[Begin RECORDED DATA]
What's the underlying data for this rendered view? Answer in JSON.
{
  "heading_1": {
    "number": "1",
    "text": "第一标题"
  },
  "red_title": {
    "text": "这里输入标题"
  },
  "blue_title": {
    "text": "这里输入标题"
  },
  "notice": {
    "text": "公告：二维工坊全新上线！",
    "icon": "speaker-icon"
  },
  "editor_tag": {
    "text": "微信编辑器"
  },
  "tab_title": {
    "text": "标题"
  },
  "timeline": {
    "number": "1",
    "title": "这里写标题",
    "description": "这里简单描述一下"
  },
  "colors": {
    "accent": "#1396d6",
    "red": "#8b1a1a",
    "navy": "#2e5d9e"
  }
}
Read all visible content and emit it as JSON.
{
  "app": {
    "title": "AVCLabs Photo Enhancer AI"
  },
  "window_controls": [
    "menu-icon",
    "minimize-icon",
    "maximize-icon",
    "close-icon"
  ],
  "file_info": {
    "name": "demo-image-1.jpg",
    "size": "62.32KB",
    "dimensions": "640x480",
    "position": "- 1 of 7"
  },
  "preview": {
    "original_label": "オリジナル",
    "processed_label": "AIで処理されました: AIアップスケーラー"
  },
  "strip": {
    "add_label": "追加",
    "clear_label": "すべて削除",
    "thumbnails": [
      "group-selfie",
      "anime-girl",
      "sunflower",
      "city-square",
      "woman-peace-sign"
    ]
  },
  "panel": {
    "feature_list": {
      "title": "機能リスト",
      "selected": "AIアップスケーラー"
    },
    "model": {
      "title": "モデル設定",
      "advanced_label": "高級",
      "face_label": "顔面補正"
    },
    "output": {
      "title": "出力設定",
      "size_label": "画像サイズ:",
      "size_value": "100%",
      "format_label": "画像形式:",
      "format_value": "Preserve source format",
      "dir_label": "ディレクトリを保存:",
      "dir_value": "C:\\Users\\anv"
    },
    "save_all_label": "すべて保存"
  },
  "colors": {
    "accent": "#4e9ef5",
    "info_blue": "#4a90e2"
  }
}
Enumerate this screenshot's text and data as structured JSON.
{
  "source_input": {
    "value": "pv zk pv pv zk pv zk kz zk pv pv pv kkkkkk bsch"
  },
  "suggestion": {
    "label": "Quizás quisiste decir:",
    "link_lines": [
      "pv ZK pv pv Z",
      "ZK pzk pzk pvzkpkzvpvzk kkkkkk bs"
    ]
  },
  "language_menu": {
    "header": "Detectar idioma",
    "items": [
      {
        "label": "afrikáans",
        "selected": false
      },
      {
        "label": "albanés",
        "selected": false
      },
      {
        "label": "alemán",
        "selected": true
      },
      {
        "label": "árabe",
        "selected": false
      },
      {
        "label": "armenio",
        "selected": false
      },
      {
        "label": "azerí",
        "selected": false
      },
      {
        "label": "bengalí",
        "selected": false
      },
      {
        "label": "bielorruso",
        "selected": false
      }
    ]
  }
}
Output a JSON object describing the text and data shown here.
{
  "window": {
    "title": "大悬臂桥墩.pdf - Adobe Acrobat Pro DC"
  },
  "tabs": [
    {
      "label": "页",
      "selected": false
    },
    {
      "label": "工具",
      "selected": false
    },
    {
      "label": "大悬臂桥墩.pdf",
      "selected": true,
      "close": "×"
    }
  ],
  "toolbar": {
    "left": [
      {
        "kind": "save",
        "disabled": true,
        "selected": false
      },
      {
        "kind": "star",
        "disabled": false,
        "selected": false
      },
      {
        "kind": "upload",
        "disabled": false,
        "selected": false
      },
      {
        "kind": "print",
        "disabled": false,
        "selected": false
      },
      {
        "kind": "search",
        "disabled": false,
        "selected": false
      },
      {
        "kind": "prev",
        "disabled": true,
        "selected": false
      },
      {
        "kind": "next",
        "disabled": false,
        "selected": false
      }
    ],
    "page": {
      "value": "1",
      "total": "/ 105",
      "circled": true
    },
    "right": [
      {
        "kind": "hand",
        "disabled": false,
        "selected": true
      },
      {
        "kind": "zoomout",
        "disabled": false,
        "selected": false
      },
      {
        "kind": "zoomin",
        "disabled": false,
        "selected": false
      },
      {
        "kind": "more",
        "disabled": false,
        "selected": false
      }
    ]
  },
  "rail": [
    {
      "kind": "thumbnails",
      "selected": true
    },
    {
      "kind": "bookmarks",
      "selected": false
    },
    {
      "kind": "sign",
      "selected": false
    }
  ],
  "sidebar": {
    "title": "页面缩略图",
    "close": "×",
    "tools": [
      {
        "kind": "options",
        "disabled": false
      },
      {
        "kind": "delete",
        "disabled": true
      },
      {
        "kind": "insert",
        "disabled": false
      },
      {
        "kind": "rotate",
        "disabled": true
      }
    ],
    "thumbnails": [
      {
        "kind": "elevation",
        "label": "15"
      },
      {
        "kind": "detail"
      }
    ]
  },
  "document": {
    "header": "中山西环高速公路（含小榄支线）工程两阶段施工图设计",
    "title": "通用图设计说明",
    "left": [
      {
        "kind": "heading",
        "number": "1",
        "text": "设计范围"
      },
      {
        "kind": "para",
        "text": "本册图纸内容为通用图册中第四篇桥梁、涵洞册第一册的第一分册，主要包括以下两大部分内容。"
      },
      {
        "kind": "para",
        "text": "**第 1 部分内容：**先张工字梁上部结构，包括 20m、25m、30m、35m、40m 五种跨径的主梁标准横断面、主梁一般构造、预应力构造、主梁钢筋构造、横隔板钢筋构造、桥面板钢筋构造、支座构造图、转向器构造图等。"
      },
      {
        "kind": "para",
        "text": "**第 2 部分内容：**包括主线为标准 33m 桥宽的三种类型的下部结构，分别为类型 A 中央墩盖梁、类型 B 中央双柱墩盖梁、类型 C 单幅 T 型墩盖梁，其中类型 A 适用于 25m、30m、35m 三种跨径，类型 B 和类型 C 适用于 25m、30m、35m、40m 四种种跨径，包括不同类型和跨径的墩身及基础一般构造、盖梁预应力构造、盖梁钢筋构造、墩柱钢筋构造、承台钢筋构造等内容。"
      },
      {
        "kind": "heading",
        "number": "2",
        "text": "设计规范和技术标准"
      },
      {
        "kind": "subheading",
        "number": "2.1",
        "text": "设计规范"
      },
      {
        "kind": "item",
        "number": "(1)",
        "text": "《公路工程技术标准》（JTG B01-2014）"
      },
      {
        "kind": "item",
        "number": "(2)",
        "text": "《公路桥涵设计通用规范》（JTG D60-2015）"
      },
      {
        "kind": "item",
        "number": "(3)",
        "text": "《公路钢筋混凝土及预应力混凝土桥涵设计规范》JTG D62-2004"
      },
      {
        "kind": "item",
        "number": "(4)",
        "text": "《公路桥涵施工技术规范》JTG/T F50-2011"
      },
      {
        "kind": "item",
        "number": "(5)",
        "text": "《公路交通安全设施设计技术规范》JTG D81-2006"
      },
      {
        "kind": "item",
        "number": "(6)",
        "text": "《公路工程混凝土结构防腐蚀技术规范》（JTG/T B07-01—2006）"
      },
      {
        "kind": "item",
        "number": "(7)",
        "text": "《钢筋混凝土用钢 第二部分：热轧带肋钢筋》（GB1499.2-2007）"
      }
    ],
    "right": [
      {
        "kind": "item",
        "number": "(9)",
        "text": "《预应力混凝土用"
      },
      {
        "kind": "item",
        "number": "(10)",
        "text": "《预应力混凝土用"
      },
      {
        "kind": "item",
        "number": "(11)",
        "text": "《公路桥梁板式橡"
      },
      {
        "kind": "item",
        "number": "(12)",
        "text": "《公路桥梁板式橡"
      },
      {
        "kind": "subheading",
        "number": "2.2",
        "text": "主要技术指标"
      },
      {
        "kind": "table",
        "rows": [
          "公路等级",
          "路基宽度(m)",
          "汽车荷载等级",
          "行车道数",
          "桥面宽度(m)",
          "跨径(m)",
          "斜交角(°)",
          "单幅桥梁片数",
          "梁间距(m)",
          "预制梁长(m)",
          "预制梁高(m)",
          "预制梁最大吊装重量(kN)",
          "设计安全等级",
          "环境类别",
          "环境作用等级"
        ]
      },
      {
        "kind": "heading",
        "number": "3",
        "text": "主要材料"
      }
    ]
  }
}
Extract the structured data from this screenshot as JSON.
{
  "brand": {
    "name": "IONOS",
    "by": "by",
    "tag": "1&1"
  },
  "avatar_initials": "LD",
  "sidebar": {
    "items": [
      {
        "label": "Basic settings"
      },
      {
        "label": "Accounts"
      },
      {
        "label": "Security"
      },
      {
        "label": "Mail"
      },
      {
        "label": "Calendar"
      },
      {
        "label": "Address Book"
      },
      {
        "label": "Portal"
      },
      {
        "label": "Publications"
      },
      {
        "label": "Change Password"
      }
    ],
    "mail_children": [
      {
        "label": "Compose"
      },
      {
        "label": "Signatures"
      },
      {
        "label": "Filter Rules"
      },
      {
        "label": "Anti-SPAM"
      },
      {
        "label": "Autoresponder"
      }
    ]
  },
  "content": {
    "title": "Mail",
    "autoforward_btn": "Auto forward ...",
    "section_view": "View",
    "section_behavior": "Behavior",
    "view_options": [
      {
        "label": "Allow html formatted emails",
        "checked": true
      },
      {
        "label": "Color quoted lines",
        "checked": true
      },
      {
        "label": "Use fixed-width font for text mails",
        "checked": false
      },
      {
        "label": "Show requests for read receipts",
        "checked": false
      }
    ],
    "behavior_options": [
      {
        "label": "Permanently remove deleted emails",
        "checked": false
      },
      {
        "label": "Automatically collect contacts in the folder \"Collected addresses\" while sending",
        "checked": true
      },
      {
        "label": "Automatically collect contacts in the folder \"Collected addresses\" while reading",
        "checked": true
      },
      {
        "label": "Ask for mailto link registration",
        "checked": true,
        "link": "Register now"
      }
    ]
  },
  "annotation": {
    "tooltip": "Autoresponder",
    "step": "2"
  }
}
[End RECORDED DATA]
[DIRECTION]:
Copy every line of the records above that holds the word "大悬臂桥墩".

[TASK OUTPUT]:
    "title": "大悬臂桥墩.pdf - Adobe Acrobat Pro DC"
      "label": "大悬臂桥墩.pdf",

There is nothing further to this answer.